The request
Copy each entry as it stands, leaving nothing out.

(Extracts from a graphics dataset)
[start]

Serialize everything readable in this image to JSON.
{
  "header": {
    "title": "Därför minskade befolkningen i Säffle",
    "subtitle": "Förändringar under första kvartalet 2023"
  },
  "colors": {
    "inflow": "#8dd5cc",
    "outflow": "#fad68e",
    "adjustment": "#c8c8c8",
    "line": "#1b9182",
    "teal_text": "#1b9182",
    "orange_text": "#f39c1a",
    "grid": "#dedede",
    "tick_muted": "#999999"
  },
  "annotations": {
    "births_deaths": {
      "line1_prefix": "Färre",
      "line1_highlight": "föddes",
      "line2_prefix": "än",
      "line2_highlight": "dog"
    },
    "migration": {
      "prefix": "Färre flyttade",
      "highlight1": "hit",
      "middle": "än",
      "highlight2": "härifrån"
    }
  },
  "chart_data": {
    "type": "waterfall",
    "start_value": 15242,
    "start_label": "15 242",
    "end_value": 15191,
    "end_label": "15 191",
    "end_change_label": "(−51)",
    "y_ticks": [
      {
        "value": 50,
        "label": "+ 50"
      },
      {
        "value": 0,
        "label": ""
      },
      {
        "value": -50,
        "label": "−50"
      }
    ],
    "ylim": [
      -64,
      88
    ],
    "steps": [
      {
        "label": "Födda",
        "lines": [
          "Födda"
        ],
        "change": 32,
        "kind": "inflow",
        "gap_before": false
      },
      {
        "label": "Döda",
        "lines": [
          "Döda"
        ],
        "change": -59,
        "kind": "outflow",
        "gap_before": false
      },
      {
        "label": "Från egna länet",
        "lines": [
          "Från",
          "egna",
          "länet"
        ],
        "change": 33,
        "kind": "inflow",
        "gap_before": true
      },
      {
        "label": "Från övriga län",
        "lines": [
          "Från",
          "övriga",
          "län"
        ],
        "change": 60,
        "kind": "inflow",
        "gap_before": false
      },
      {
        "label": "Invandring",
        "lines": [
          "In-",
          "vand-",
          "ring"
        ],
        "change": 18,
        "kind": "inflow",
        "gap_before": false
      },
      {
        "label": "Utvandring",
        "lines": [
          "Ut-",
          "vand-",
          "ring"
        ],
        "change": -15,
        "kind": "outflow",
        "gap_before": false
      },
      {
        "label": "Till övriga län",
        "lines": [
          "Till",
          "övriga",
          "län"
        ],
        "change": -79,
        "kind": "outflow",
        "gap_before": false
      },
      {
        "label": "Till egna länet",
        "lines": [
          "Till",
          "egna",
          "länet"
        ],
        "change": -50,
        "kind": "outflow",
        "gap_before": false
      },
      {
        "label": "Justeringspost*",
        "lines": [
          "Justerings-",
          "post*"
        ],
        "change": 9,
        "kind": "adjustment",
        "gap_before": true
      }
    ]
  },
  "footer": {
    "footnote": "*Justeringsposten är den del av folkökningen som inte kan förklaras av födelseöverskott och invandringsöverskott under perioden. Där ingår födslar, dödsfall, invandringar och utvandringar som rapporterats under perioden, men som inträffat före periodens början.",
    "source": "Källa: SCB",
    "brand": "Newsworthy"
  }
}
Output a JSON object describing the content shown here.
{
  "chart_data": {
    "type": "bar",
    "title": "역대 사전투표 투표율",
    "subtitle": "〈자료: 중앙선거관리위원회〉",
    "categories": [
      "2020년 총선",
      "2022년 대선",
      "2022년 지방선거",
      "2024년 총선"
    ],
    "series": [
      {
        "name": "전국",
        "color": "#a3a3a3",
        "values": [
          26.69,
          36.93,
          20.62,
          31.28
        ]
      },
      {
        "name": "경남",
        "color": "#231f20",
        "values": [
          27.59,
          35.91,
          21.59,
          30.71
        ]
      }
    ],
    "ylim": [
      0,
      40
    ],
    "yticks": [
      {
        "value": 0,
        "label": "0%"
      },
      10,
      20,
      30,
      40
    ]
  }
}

[end]

Written answer
Serialize everything readable in this image to JSON.
{
  "header": {
    "title": "Därför minskade befolkningen i Säffle",
    "subtitle": "Förändringar under första kvartalet 2023"
  },
  "colors": {
    "inflow": "#8dd5cc",
    "outflow": "#fad68e",
    "adjustment": "#c8c8c8",
    "line": "#1b9182",
    "teal_text": "#1b9182",
    "orange_text": "#f39c1a",
    "grid": "#dedede",
    "tick_muted": "#999999"
  },
  "annotations": {
    "births_deaths": {
      "line1_prefix": "Färre",
      "line1_highlight": "föddes",
      "line2_prefix": "än",
      "line2_highlight": "dog"
    },
    "migration": {
      "prefix": "Färre flyttade",
      "highlight1": "hit",
      "middle": "än",
      "highlight2": "härifrån"
    }
  },
  "chart_data": {
    "type": "waterfall",
    "start_value": 15242,
    "start_label": "15 242",
    "end_value": 15191,
    "end_label": "15 191",
    "end_change_label": "(−51)",
    "y_ticks": [
      {
        "value": 50,
        "label": "+ 50"
      },
      {
        "value": 0,
        "label": ""
      },
      {
        "value": -50,
        "label": "−50"
      }
    ],
    "ylim": [
      -64,
      88
    ],
    "steps": [
      {
        "label": "Födda",
        "lines": [
          "Födda"
        ],
        "change": 32,
        "kind": "inflow",
        "gap_before": false
      },
      {
        "label": "Döda",
        "lines": [
          "Döda"
        ],
        "change": -59,
        "kind": "outflow",
        "gap_before": false
      },
      {
        "label": "Från egna länet",
        "lines": [
          "Från",
          "egna",
          "länet"
        ],
        "change": 33,
        "kind": "inflow",
        "gap_before": true
      },
      {
        "label": "Från övriga län",
        "lines": [
          "Från",
          "övriga",
          "län"
        ],
        "change": 60,
        "kind": "inflow",
        "gap_before": false
      },
      {
        "label": "Invandring",
        "lines": [
          "In-",
          "vand-",
          "ring"
        ],
        "change": 18,
        "kind": "inflow",
        "gap_before": false
      },
      {
        "label": "Utvandring",
        "lines": [
          "Ut-",
          "vand-",
          "ring"
        ],
        "change": -15,
        "kind": "outflow",
        "gap_before": false
      },
      {
        "label": "Till övriga län",
        "lines": [
          "Till",
          "övriga",
          "län"
        ],
        "change": -79,
        "kind": "outflow",
        "gap_before": false
      },
      {
        "label": "Till egna länet",
        "lines": [
          "Till",
          "egna",
          "länet"
        ],
        "change": -50,
        "kind": "outflow",
        "gap_before": false
      },
      {
        "label": "Justeringspost*",
        "lines": [
          "Justerings-",
          "post*"
        ],
        "change": 9,
        "kind": "adjustment",
        "gap_before": true
      }
    ]
  },
  "footer": {
    "footnote": "*Justeringsposten är den del av folkökningen som inte kan förklaras av födelseöverskott och invandringsöverskott under perioden. Där ingår födslar, dödsfall, invandringar och utvandringar som rapporterats under perioden, men som inträffat före periodens början.",
    "source": "Källa: SCB",
    "brand": "Newsworthy"
  }
}
Output a JSON object describing the content shown here.
{
  "chart_data": {
    "type": "bar",
    "title": "역대 사전투표 투표율",
    "subtitle": "〈자료: 중앙선거관리위원회〉",
    "categories": [
      "2020년 총선",
      "2022년 대선",
      "2022년 지방선거",
      "2024년 총선"
    ],
    "series": [
      {
        "name": "전국",
        "color": "#a3a3a3",
        "values": [
          26.69,
          36.93,
          20.62,
          31.28
        ]
      },
      {
        "name": "경남",
        "color": "#231f20",
        "values": [
          27.59,
          35.91,
          21.59,
          30.71
        ]
      }
    ],
    "ylim": [
      0,
      40
    ],
    "yticks": [
      {
        "value": 0,
        "label": "0%"
      },
      10,
      20,
      30,
      40
    ]
  }
}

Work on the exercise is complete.